§ **Description of the task**
Look through the records below, and copy out every line that holds the string "image".

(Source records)
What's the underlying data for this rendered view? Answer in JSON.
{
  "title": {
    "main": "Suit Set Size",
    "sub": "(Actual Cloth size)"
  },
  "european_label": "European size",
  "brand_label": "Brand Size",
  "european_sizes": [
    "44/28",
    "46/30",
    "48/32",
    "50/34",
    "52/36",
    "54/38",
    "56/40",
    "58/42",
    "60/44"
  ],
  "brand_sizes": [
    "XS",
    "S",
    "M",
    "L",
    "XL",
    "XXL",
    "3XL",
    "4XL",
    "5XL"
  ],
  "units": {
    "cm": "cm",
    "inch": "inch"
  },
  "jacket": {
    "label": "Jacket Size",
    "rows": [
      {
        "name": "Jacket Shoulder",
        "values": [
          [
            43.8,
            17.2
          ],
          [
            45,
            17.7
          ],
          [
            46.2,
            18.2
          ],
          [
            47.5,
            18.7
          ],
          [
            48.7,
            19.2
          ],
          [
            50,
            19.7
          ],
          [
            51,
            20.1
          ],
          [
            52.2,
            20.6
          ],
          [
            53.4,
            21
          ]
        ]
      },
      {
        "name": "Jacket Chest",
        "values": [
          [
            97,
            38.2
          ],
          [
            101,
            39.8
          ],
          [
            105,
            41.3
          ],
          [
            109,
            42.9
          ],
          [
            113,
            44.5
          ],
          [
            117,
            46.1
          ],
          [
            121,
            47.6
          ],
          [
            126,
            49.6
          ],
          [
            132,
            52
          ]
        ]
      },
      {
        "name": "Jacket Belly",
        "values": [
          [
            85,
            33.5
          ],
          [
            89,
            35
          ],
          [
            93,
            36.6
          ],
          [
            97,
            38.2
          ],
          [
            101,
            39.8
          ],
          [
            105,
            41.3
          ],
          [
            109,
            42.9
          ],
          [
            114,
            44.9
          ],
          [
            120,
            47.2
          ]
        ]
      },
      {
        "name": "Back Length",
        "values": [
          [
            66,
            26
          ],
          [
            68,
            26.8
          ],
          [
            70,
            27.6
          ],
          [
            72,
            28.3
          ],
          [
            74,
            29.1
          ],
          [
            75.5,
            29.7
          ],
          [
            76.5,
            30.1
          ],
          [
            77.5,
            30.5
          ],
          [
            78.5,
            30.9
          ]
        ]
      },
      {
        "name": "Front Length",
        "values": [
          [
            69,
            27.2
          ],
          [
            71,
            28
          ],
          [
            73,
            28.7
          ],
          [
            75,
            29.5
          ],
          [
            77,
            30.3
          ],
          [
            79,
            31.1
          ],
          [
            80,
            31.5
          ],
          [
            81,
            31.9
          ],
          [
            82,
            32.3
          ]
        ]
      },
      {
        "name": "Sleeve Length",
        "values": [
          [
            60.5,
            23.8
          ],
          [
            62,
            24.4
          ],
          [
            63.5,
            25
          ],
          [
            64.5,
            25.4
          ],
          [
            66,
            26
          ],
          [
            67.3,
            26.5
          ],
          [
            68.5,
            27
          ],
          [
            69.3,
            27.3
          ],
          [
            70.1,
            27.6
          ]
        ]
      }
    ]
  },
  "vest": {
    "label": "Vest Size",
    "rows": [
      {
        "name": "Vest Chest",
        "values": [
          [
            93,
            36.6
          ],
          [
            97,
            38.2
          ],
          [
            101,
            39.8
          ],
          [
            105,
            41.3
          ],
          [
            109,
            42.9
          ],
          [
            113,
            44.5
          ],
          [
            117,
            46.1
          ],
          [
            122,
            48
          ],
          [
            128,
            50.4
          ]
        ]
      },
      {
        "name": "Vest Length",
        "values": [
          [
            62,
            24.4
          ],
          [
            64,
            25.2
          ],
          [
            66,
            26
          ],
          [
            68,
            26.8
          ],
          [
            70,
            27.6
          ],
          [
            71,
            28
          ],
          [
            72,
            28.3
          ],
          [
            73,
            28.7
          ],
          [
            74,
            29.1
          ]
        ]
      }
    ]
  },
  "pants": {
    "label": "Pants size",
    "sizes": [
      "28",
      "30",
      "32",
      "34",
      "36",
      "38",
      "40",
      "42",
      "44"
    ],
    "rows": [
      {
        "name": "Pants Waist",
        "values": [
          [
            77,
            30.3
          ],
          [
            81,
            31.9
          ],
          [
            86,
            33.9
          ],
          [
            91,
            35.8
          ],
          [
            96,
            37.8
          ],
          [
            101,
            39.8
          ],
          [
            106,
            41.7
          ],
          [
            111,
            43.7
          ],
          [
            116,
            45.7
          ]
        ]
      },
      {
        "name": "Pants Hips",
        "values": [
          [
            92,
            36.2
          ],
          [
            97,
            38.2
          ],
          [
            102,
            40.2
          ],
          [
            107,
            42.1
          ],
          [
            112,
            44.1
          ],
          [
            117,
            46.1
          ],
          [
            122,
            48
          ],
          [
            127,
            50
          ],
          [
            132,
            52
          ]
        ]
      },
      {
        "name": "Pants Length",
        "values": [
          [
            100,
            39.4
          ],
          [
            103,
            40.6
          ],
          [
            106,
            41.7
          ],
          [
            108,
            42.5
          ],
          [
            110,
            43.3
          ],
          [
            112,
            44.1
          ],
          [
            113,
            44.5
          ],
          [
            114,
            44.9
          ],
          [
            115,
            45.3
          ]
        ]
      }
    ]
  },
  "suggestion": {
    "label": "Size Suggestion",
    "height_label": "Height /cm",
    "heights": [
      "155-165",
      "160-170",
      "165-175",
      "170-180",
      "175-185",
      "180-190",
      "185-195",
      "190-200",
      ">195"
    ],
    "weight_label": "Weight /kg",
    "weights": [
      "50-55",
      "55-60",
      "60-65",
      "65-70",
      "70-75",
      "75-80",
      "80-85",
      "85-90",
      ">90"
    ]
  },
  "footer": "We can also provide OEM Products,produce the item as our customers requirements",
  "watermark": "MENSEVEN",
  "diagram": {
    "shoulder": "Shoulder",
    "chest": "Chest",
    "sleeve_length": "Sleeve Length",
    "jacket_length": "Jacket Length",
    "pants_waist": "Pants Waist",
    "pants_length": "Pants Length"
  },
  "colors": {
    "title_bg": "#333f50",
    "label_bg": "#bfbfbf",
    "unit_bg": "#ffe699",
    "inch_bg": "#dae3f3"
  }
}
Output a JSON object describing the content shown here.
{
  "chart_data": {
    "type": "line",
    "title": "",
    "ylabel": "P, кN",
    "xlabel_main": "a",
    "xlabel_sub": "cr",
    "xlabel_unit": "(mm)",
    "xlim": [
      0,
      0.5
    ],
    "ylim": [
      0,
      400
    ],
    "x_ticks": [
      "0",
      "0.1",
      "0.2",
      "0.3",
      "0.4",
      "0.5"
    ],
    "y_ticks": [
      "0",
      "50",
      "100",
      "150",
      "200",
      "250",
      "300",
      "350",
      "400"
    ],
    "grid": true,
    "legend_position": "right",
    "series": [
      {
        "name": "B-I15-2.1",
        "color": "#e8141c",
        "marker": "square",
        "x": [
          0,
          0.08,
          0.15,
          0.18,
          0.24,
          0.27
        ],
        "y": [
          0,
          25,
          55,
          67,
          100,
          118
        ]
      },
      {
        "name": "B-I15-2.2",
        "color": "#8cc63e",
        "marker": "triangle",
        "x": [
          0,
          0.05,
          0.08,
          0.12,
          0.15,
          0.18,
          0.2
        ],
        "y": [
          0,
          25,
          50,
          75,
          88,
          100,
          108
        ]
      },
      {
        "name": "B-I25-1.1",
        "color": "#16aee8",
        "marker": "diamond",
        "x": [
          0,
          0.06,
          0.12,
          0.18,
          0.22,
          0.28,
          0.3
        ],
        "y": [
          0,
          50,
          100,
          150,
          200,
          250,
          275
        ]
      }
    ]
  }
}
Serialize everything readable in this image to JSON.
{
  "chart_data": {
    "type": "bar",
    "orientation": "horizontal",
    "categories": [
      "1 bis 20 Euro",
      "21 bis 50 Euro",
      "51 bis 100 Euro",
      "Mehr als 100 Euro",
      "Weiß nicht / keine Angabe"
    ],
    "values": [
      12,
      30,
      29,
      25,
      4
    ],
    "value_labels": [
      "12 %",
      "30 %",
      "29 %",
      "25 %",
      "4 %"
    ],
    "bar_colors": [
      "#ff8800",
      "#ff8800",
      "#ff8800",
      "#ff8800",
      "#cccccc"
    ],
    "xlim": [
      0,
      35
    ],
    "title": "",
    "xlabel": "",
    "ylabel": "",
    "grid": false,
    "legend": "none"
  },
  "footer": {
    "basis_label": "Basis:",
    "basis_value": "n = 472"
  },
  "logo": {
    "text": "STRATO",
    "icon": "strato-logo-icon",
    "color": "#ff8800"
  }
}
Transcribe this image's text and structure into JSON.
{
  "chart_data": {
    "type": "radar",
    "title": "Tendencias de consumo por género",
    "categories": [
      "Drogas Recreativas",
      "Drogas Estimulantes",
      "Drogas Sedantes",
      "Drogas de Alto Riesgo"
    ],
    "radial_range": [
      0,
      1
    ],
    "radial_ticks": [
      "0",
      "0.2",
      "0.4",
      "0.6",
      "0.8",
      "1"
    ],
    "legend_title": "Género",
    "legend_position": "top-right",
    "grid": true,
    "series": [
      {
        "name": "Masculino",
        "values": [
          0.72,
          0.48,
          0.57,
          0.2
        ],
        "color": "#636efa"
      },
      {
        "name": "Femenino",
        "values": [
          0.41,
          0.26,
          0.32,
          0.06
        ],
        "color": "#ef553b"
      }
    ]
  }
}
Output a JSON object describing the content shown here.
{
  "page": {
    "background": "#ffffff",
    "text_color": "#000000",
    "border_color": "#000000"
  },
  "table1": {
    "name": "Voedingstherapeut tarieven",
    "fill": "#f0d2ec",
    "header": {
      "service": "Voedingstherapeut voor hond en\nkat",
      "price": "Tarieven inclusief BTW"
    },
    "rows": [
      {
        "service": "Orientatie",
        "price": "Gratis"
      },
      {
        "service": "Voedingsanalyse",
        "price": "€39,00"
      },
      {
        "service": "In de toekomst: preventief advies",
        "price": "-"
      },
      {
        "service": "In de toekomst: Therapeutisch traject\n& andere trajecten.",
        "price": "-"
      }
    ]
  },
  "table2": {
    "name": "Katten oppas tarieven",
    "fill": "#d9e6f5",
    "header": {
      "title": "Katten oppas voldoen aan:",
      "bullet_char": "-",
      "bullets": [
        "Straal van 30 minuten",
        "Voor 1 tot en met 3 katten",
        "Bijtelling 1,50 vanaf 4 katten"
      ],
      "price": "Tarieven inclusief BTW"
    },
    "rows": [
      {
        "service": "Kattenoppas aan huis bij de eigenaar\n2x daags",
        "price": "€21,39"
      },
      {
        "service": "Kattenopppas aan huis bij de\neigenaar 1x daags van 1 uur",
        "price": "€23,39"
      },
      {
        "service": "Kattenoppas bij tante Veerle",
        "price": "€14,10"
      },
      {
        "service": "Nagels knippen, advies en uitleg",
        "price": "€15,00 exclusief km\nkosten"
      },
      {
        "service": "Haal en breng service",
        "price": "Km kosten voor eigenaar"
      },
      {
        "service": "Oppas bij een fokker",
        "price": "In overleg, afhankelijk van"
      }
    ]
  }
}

§ **Answer to the problem**
Serialize everything readable in this image to JSON.
Transcribe this image's text and structure into JSON.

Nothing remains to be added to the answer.